Set problem: Each entry here needs to be set down again exactly, please; pictures are left out.
[Begin Data provided]
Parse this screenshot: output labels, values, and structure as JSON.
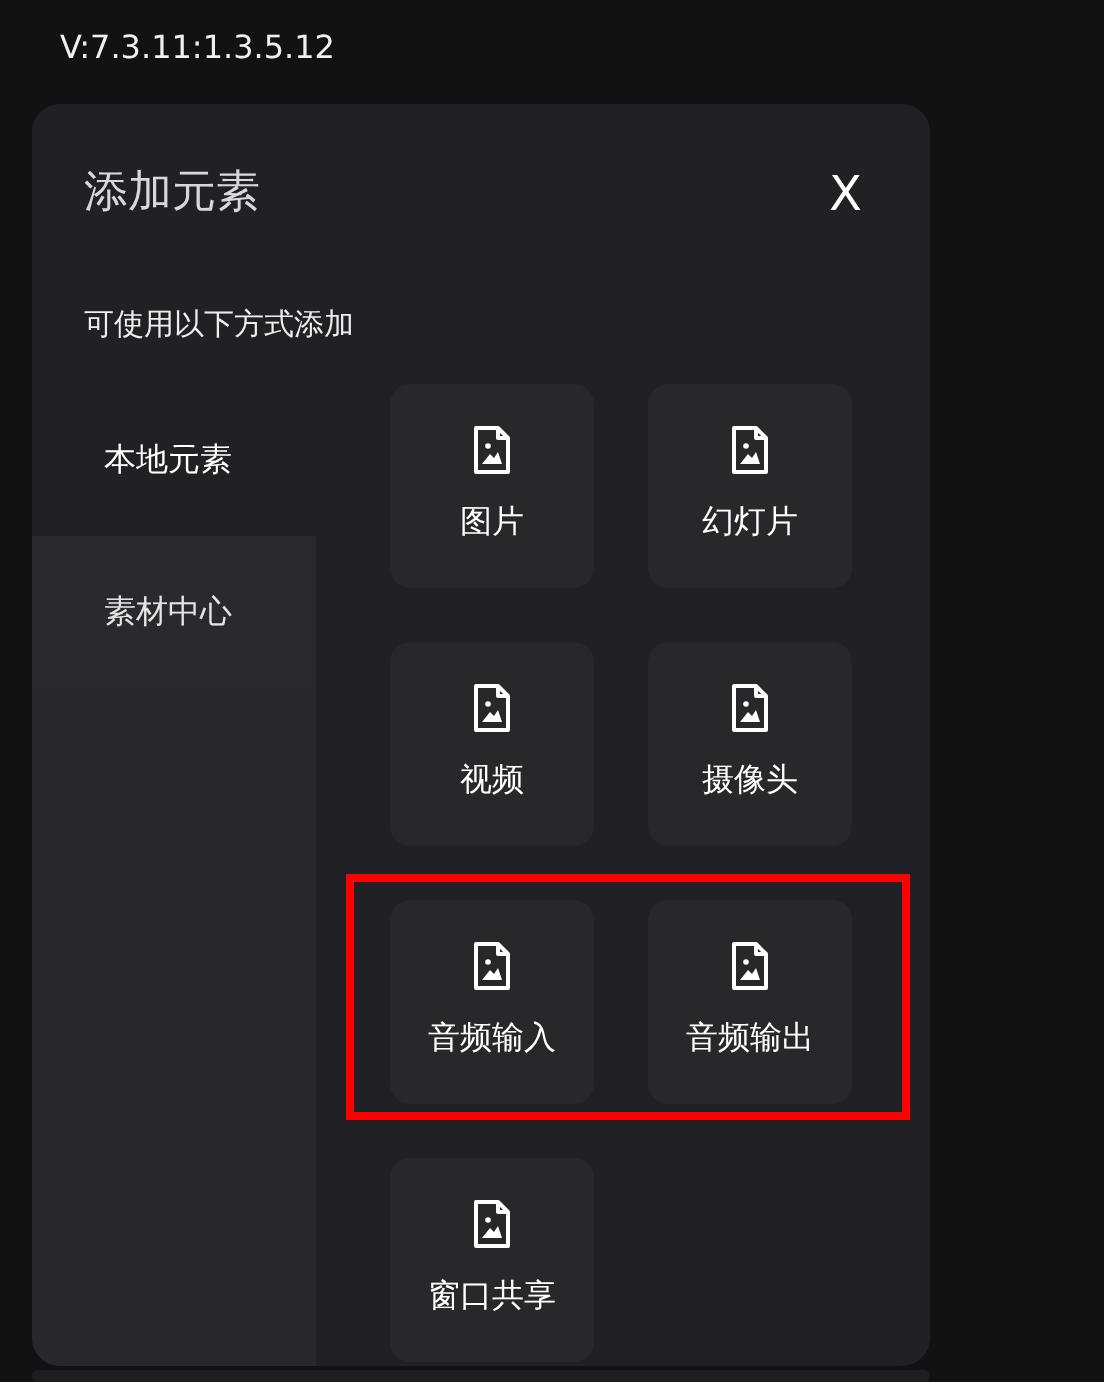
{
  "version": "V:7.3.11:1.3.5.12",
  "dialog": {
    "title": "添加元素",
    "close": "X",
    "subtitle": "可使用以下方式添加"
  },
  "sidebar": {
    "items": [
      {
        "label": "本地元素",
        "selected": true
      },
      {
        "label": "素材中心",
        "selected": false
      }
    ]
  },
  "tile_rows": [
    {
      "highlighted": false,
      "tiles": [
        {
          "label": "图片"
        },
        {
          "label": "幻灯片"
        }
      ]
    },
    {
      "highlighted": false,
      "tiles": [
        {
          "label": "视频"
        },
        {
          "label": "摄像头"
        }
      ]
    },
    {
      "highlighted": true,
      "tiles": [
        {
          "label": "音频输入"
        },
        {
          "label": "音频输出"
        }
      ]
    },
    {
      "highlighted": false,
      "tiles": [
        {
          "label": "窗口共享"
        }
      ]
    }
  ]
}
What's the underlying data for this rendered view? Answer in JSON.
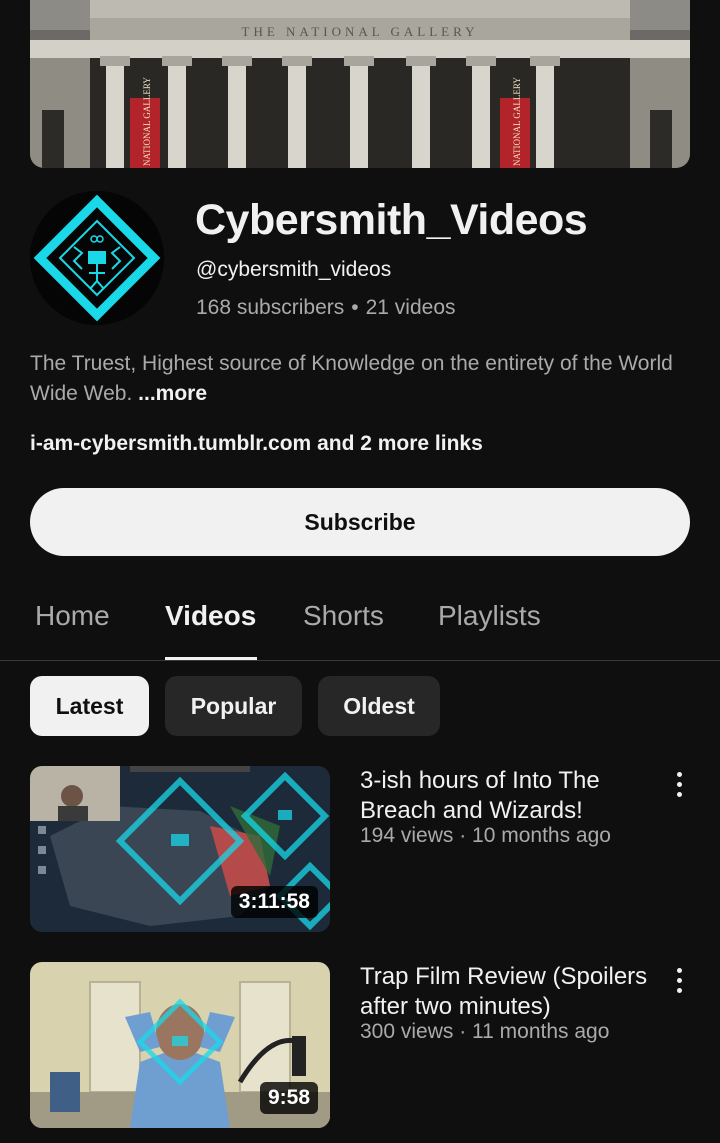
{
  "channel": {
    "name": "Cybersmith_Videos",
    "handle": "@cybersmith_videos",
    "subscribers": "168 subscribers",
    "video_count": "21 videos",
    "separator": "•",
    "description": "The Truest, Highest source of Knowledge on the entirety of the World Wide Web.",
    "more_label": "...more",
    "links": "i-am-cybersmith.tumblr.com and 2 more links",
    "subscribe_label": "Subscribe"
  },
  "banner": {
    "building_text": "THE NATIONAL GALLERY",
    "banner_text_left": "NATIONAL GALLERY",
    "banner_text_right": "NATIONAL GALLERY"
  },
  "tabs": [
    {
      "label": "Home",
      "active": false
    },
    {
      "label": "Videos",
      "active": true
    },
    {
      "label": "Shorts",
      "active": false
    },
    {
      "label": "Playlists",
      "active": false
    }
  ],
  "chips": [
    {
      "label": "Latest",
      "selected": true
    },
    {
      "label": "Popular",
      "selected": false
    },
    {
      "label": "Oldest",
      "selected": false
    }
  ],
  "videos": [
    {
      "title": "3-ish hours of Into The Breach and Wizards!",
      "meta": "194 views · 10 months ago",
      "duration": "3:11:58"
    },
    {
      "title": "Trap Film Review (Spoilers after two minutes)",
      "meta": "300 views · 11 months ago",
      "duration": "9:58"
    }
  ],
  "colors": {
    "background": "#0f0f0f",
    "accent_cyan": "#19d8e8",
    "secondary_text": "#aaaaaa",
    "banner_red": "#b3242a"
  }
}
[End Data provided]
Task output:
Parse this screenshot: output labels, values, and structure as JSON.
{
  "version": "V:7.3.11:1.3.5.12",
  "dialog": {
    "title": "添加元素",
    "close": "X",
    "subtitle": "可使用以下方式添加"
  },
  "sidebar": {
    "items": [
      {
        "label": "本地元素",
        "selected": true
      },
      {
        "label": "素材中心",
        "selected": false
      }
    ]
  },
  "tile_rows": [
    {
      "highlighted": false,
      "tiles": [
        {
          "label": "图片"
        },
        {
          "label": "幻灯片"
        }
      ]
    },
    {
      "highlighted": false,
      "tiles": [
        {
          "label": "视频"
        },
        {
          "label": "摄像头"
        }
      ]
    },
    {
      "highlighted": true,
      "tiles": [
        {
          "label": "音频输入"
        },
        {
          "label": "音频输出"
        }
      ]
    },
    {
      "highlighted": false,
      "tiles": [
        {
          "label": "窗口共享"
        }
      ]
    }
  ]
}
What's the underlying data for this rendered view? Answer in JSON.
{
  "channel": {
    "name": "Cybersmith_Videos",
    "handle": "@cybersmith_videos",
    "subscribers": "168 subscribers",
    "video_count": "21 videos",
    "separator": "•",
    "description": "The Truest, Highest source of Knowledge on the entirety of the World Wide Web.",
    "more_label": "...more",
    "links": "i-am-cybersmith.tumblr.com and 2 more links",
    "subscribe_label": "Subscribe"
  },
  "banner": {
    "building_text": "THE NATIONAL GALLERY",
    "banner_text_left": "NATIONAL GALLERY",
    "banner_text_right": "NATIONAL GALLERY"
  },
  "tabs": [
    {
      "label": "Home",
      "active": false
    },
    {
      "label": "Videos",
      "active": true
    },
    {
      "label": "Shorts",
      "active": false
    },
    {
      "label": "Playlists",
      "active": false
    }
  ],
  "chips": [
    {
      "label": "Latest",
      "selected": true
    },
    {
      "label": "Popular",
      "selected": false
    },
    {
      "label": "Oldest",
      "selected": false
    }
  ],
  "videos": [
    {
      "title": "3-ish hours of Into The Breach and Wizards!",
      "meta": "194 views · 10 months ago",
      "duration": "3:11:58"
    },
    {
      "title": "Trap Film Review (Spoilers after two minutes)",
      "meta": "300 views · 11 months ago",
      "duration": "9:58"
    }
  ],
  "colors": {
    "background": "#0f0f0f",
    "accent_cyan": "#19d8e8",
    "secondary_text": "#aaaaaa",
    "banner_red": "#b3242a"
  }
}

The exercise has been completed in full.